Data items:
****************************************

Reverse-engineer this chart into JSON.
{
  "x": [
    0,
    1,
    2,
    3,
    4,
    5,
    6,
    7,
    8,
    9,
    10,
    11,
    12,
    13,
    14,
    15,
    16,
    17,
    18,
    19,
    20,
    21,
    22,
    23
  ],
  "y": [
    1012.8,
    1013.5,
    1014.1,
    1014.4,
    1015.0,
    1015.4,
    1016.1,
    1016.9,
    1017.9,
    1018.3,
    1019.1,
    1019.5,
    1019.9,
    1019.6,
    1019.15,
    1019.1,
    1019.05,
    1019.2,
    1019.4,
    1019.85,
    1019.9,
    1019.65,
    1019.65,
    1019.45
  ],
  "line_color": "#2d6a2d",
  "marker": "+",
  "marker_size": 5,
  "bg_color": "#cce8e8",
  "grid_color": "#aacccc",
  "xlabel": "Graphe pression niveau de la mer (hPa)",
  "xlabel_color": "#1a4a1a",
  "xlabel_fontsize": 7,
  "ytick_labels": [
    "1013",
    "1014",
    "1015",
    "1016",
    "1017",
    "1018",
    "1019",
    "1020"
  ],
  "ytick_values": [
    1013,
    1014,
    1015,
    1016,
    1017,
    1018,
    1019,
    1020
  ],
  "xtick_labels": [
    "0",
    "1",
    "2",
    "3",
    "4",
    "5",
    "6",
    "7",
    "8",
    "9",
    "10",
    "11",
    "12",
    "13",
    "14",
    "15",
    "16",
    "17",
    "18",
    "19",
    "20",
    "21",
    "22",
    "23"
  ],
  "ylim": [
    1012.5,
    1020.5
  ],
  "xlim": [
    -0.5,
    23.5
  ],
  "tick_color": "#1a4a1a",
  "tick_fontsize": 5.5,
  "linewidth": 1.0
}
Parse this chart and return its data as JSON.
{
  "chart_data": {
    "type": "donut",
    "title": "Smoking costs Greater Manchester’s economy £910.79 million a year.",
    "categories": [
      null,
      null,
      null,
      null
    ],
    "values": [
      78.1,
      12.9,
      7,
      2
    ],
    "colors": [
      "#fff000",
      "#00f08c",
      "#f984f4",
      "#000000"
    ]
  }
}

****************************************

Task: From the line that contains "Parse this chart and return its data as JSON." down to the last line of the listing above, repeat each line exactly, and include nothing else.

Written reply:
Parse this chart and return its data as JSON.
{
  "chart_data": {
    "type": "donut",
    "title": "Smoking costs Greater Manchester’s economy £910.79 million a year.",
    "categories": [
      null,
      null,
      null,
      null
    ],
    "values": [
      78.1,
      12.9,
      7,
      2
    ],
    "colors": [
      "#fff000",
      "#00f08c",
      "#f984f4",
      "#000000"
    ]
  }
}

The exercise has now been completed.